Short problem>
List every line in the entries below that contains the string "ⵜⴰⵏⴰⵎⵓⵔⵜ", copying each line in full.

Provided entries>
============================================================

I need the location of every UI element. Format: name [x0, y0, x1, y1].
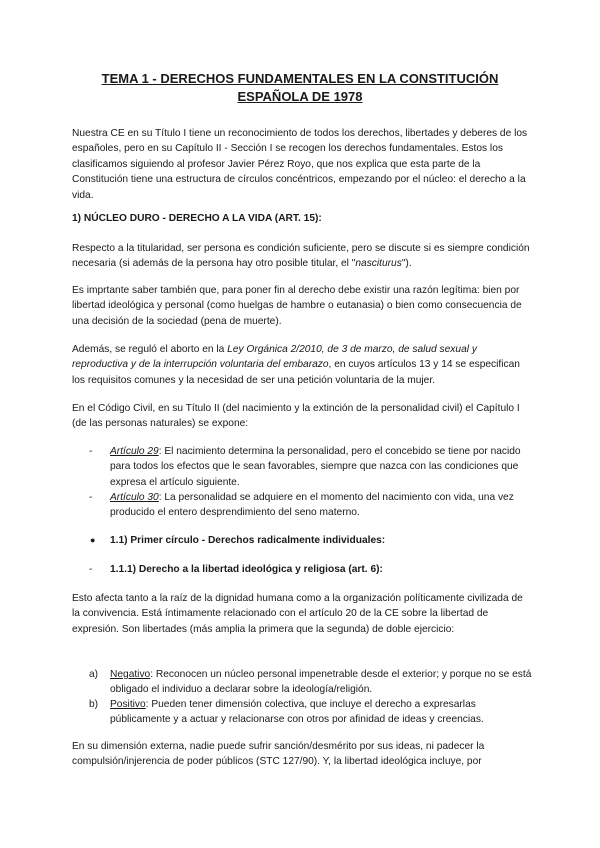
negativo-item	[110, 667, 532, 698]
section-heading-1-1: 1.1) Primer círculo - Derechos radicalmente individuales:	[110, 535, 386, 546]
aborto-text-b: , en cuyos artículos 13 y 14 se especifican los requisitos comunes y la necesidad de ser una petición voluntaria de la mujer.	[72, 359, 520, 386]
section-heading-1-1-1: 1.1.1) Derecho a la libertad ideológica y religiosa (art. 6):	[110, 564, 383, 575]
list-marker-b: b)	[89, 699, 99, 710]
list-dash-1: -	[89, 446, 93, 457]
title-line-1: TEMA 1 - DERECHOS FUNDAMENTALES EN LA CONSTITUCIÓN	[101, 71, 499, 86]
dimension-externa-paragraph: En su dimensión externa, nadie puede sufrir sanción/desmérito por sus ideas, ni padecer la compulsión/injerencia de poder públicos (STC 127/90). Y, la libertad ideológica incluye, por	[72, 741, 485, 768]
page-title	[60, 70, 540, 106]
list-dash-3: -	[89, 564, 93, 575]
ley-organica-title: Ley Orgánica 2/2010, de 3 de marzo, de salud sexual y reproductiva y de la interrupción voluntaria del embarazo	[72, 344, 477, 371]
nasciturus-term: nasciturus	[355, 258, 402, 270]
importante-paragraph: Es imprtante saber también que, para poner fin al derecho debe existir una razón legítima: bien por libertad ideológica y personal (como huelgas de hambre o eutanasia) o bien como consecuencia de una decisión de la sociedad (pena de muerte).	[72, 285, 522, 327]
negativo-text: : Reconocen un núcleo personal impenetrable desde el exterior; y porque no se está obligado el individuo a declarar sobre la ideología/religión.	[110, 669, 532, 696]
articulo-29-text: : El nacimiento determina la personalidad, pero el concebido se tiene por nacido para todos los efectos que le sean favorables, siempre que nazca con las condiciones que expresa el artículo siguiente.	[110, 446, 521, 488]
raiz-paragraph: Esto afecta tanto a la raíz de la dignidad humana como a la organización políticamente civilizada de la convivencia. Está íntimamente relacionado con el artículo 20 de la CE sobre la libertad de expresión. Son libertades (más amplia la primera que la segunda) de doble ejercicio:	[72, 593, 523, 635]
articulo-30-label: Artículo 30	[110, 492, 159, 503]
positivo-text: : Pueden tener dimensión colectiva, que incluye el derecho a expresarlas públicamente y a actuar y relacionarse con otros por afinidad de ideas y creencias.	[110, 699, 484, 726]
articulo-30-item	[110, 490, 532, 521]
aborto-text-a: Además, se reguló el aborto en la	[72, 344, 228, 355]
title-line-2: ESPAÑOLA DE 1978	[237, 89, 363, 104]
positivo-item	[110, 697, 532, 728]
titularidad-text-b: ").	[401, 258, 412, 270]
section-heading-1: 1) NÚCLEO DURO - DERECHO A LA VIDA (ART. 15):	[72, 213, 322, 224]
positivo-label: Positivo	[110, 699, 146, 710]
titularidad-text-a: Respecto a la titularidad, ser persona es condición suficiente, pero se discute si es siempre condición necesaria (si además de la persona hay otro posible titular, el "	[72, 243, 530, 270]
negativo-label: Negativo	[110, 669, 151, 680]
bullet-icon: ●	[90, 535, 96, 545]
titularidad-paragraph	[72, 241, 532, 272]
codigo-civil-paragraph: En el Código Civil, en su Título II (del nacimiento y la extinción de la personalidad civil) el Capítulo I (de las personas naturales) se expone:	[72, 403, 520, 430]
list-dash-2: -	[89, 492, 93, 503]
articulo-29-label: Artículo 29	[110, 446, 159, 457]
aborto-paragraph	[72, 342, 532, 388]
articulo-30-text: : La personalidad se adquiere en el momento del nacimiento con vida, una vez producido el entero desprendimiento del seno materno.	[110, 492, 514, 519]
articulo-29-item	[110, 444, 532, 490]
list-marker-a: a)	[89, 669, 99, 680]
intro-paragraph: Nuestra CE en su Título I tiene un reconocimiento de todos los derechos, libertades y deberes de los españoles, pero en su Capítulo II - Sección I se recogen los derechos fundamentales. Estos los clasificamos siguiendo al profesor Javier Pérez Royo, que nos explica que esta parte de la Constitución tiene una estructura de círculos concéntricos, empezando por el núcleo: el derecho a la vida.	[72, 128, 528, 201]
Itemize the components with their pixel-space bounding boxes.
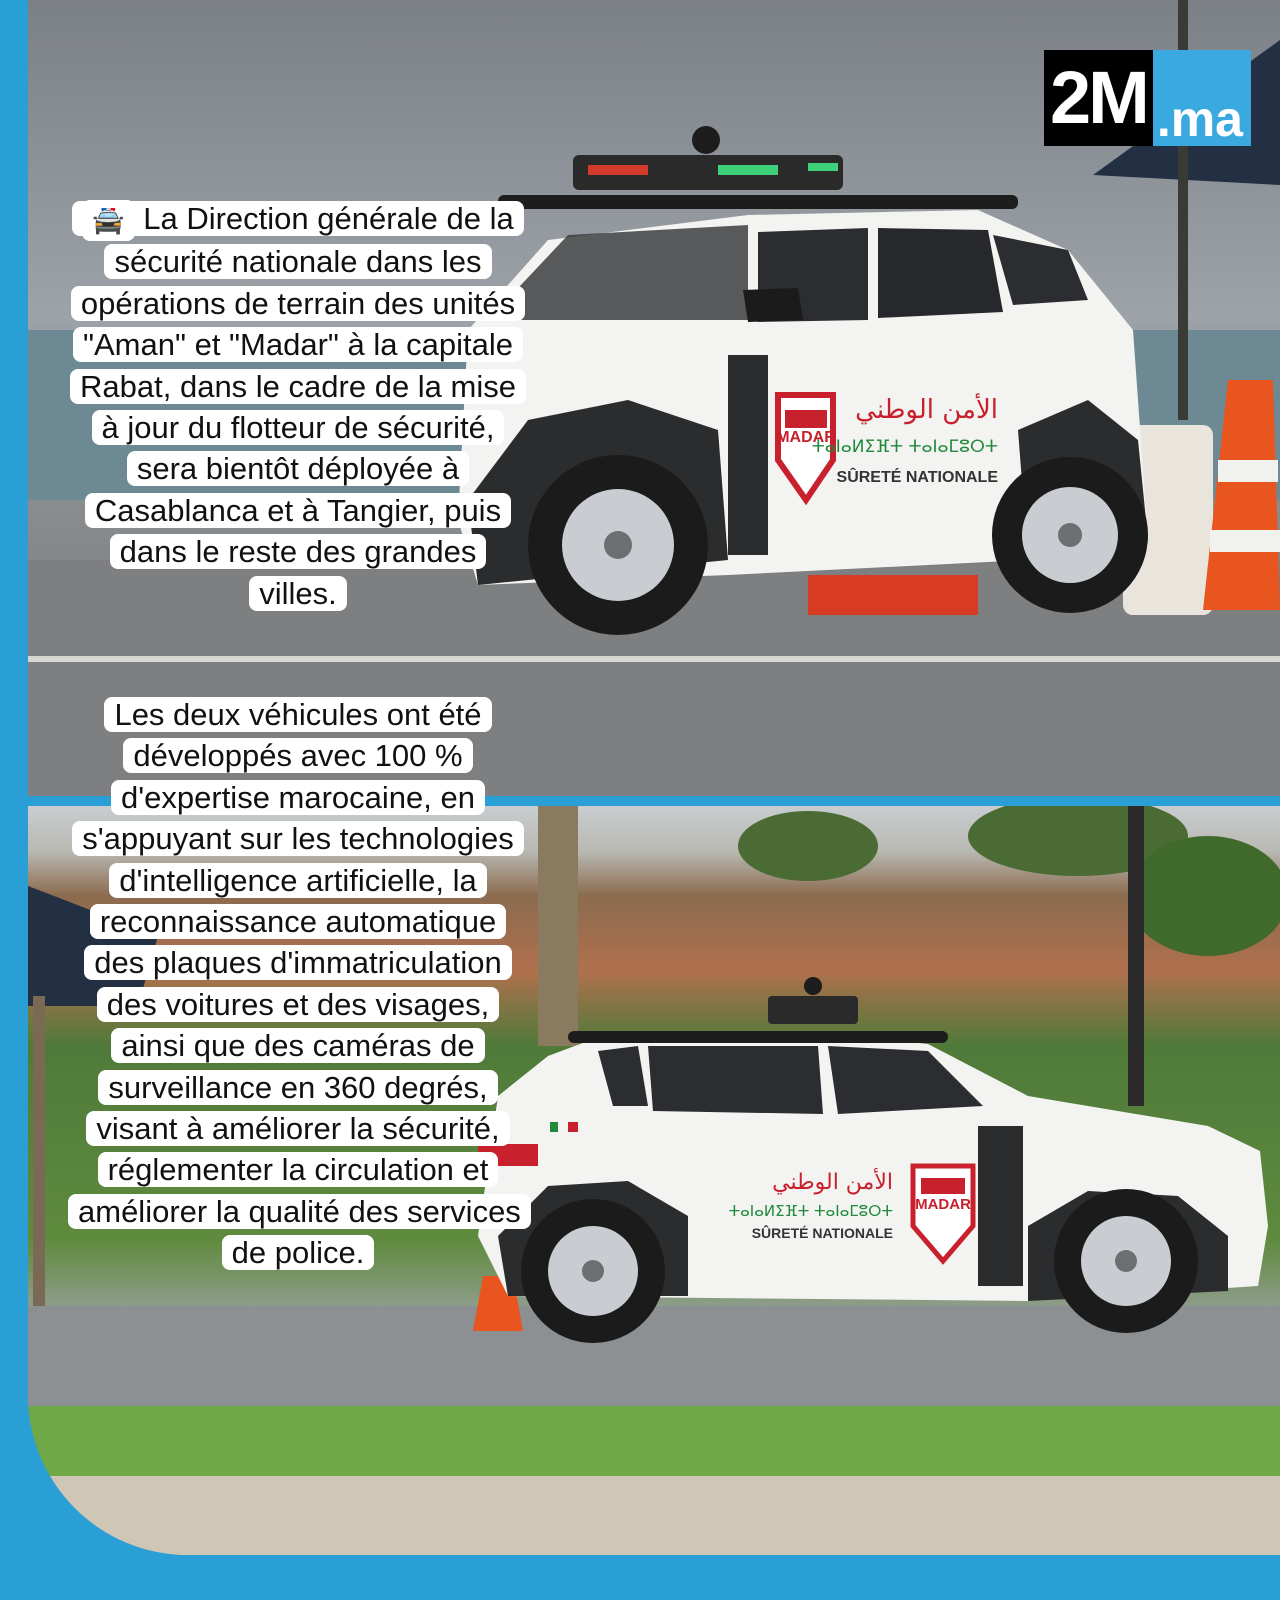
logo-ma-text: .ma	[1153, 50, 1251, 146]
top-car-arabic-text: الأمن الوطني	[855, 395, 998, 425]
photo-frame	[28, 0, 1280, 1555]
caption-second	[68, 694, 528, 1274]
bottom-car-tifinagh-text: ⵜⴰⵏⴰⵍⵉⴼⵜ ⵜⴰⵏⴰⵎⵓⵔⵜ	[728, 1202, 893, 1220]
caption-second-text: Les deux véhicules ont été développés avec 100 % d'expertise marocaine, en s'appuyant sur les technologies d'intelligence artificielle, la reconnaissance automatique des plaques d'immatriculation des voitures et des visages, ainsi que des caméras de surveillance en 360 degrés, visant à améliorer la sécurité, réglementer la circulation et améliorer la qualité des services de police.	[68, 697, 531, 1270]
brand-logo	[1044, 50, 1243, 147]
bottom-car-french-text: SÛRETÉ NATIONALE	[751, 1225, 893, 1241]
bottom-badge-text: MADAR	[915, 1196, 971, 1213]
bottom-car-arabic-text: الأمن الوطني	[772, 1170, 893, 1195]
logo-2m-text: 2M	[1044, 50, 1153, 146]
police-car-emoji-icon: 🚔	[82, 200, 134, 241]
caption-first	[68, 198, 528, 614]
top-badge-text: MADAR	[776, 429, 836, 446]
caption-first-text: La Direction générale de la sécurité nationale dans les opérations de terrain des unités "Aman" et "Madar" à la capitale Rabat, dans le cadre de la mise à jour du flotteur de sécurité, sera bientôt déployée à Casablanca et à Tangier, puis dans le reste des grandes villes.	[80, 201, 516, 611]
top-car-french-text: SÛRETÉ NATIONALE	[836, 469, 998, 486]
top-car-tifinagh-text: ⵜⴰⵏⴰⵍⵉⴼⵜ ⵜⴰⵏⴰⵎⵓⵔⵜ	[811, 437, 998, 457]
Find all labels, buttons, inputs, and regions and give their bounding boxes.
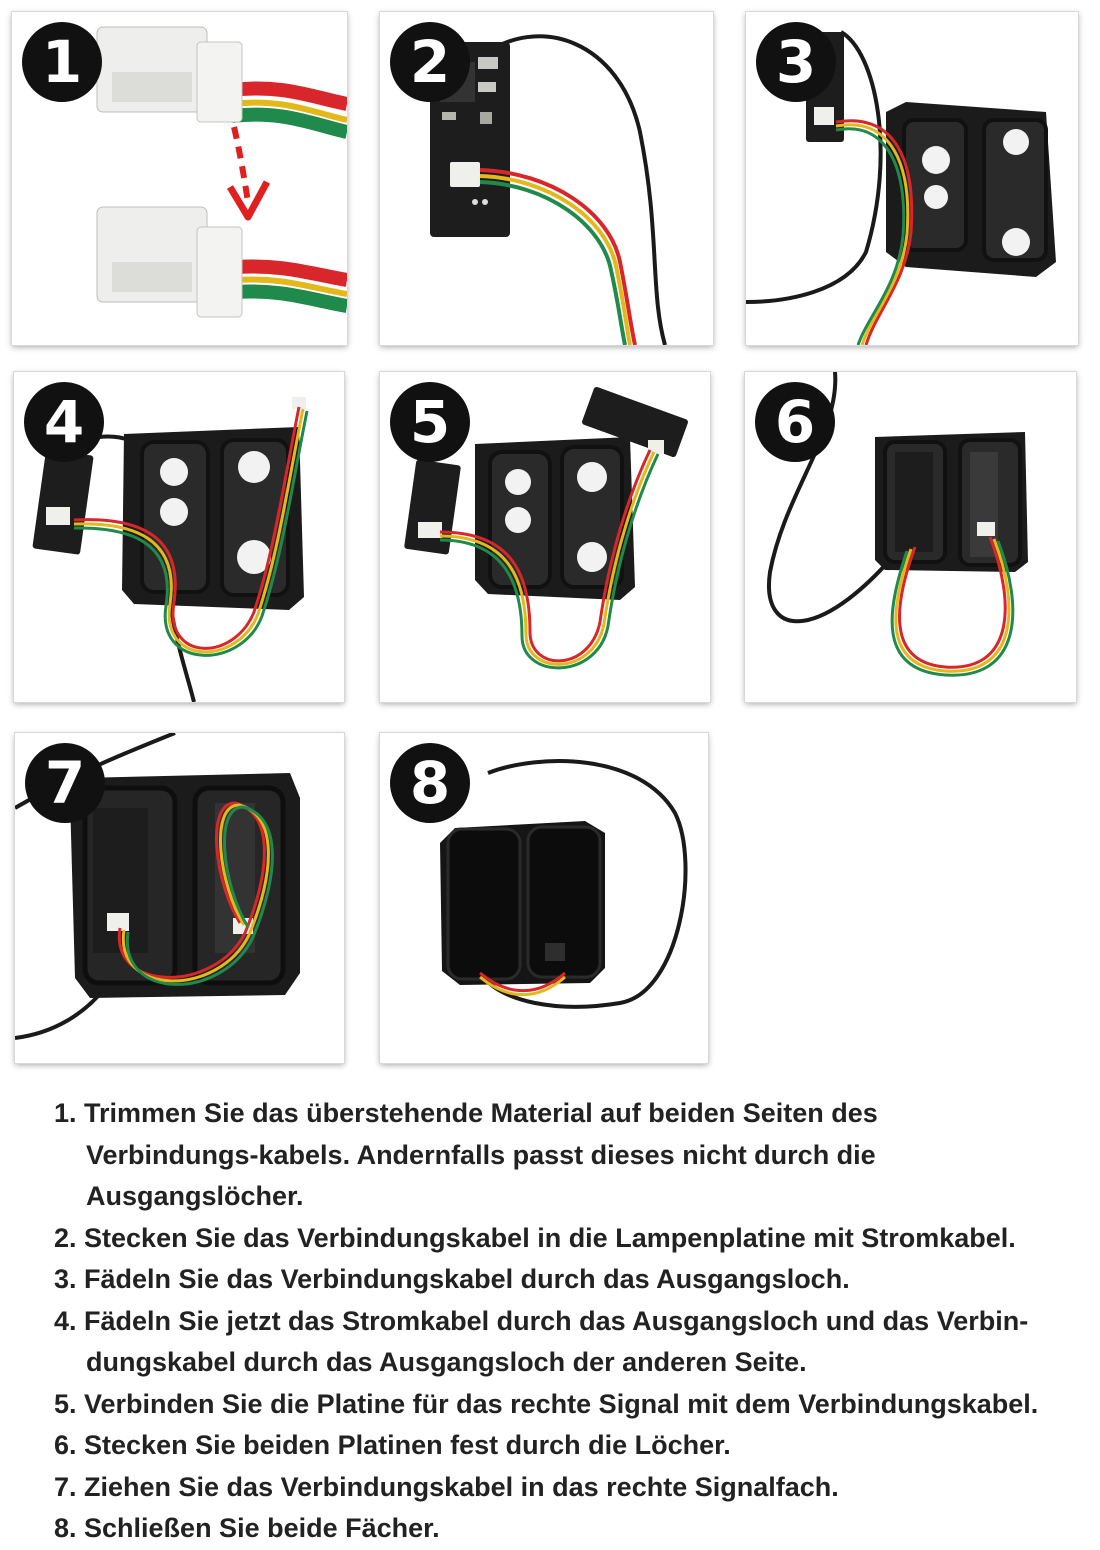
step-7-photo [15, 733, 344, 1063]
step-number-badge: 4 [24, 382, 104, 462]
lower-connector [97, 207, 242, 317]
board-connector [450, 162, 480, 187]
step-number-badge: 2 [390, 22, 470, 102]
step-3-photo [746, 12, 1078, 345]
housing [440, 821, 605, 985]
housing [475, 437, 635, 600]
step-6-photo [745, 372, 1076, 702]
step-2-photo [380, 12, 713, 345]
step-text-2: 2. Stecken Sie das Verbindungskabel in die Lampenplatine mit Stromkabel. [54, 1222, 1016, 1253]
step-number-badge: 6 [755, 382, 835, 462]
step-text-1: 1. Trimmen Sie das überstehende Material auf beiden Seiten des Verbindungs-kabels. Andernfalls passt dieses nicht durch die Ausgangslöcher. [54, 1098, 878, 1211]
step-8-photo [380, 733, 708, 1063]
housing [875, 432, 1028, 572]
upper-connector [97, 27, 242, 122]
lower-cable [237, 266, 347, 306]
step-5-photo [380, 372, 710, 702]
upper-cable [232, 88, 347, 132]
step-number-badge: 8 [390, 743, 470, 823]
step-number-badge: 3 [756, 22, 836, 102]
step-text-6: 6. Stecken Sie beiden Platinen fest durch die Löcher. [54, 1430, 731, 1460]
step-number-badge: 1 [22, 22, 102, 102]
step-number-badge: 7 [25, 743, 105, 823]
step-text-7: 7. Ziehen Sie das Verbindungskabel in das rechte Signalfach. [54, 1471, 839, 1502]
step-text-8: 8. Schließen Sie beide Fächer. [54, 1513, 440, 1543]
step-text-3: 3. Fädeln Sie das Verbindungskabel durch das Ausgangsloch. [54, 1264, 850, 1294]
step-4-photo [14, 372, 344, 702]
trim-arrow-icon [230, 127, 267, 217]
step-text-4: 4. Fädeln Sie jetzt das Stromkabel durch das Ausgangsloch und das Verbin-dungskabel durch das Ausgangsloch der anderen Seite. [54, 1305, 1029, 1377]
step-1-photo [12, 12, 347, 345]
instruction-steps [54, 1093, 1054, 1550]
step-text-5: 5. Verbinden Sie die Platine für das rechte Signal mit dem Verbindungskabel. [54, 1388, 1039, 1419]
step-number-badge: 5 [390, 382, 470, 462]
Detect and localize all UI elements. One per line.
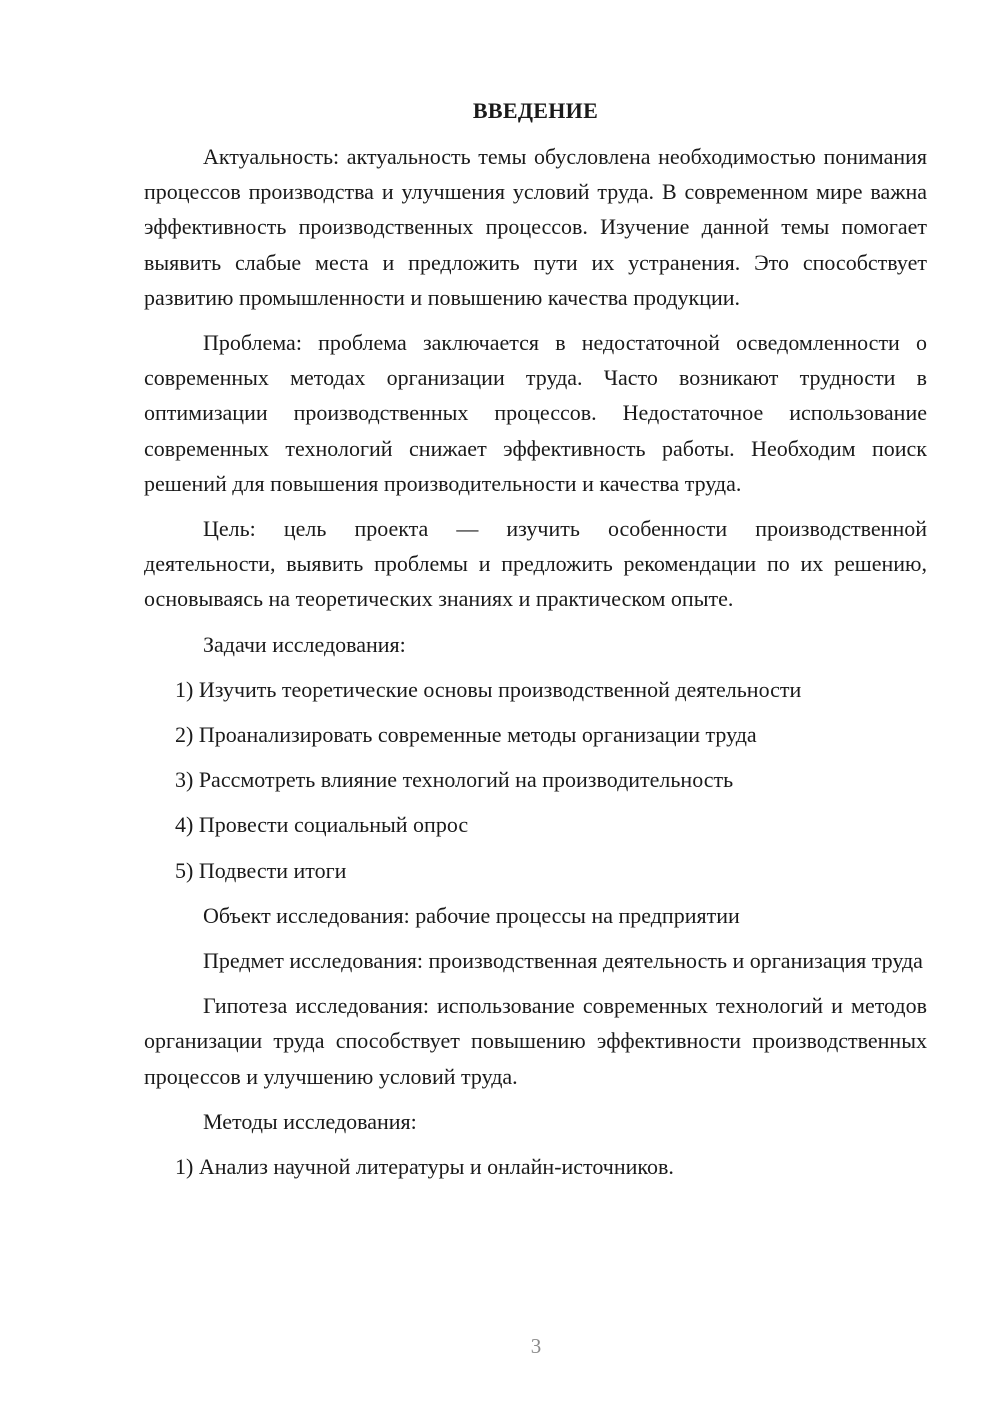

============================================================

Task response>
bottom-car-tifinagh-text: ⵜⴰⵏⴰⵍⵉⴼⵜ ⵜⴰⵏⴰⵎⵓⵔⵜ	[728, 1202, 893, 1220]
top-car-tifinagh-text: ⵜⴰⵏⴰⵍⵉⴼⵜ ⵜⴰⵏⴰⵎⵓⵔⵜ	[811, 437, 998, 457]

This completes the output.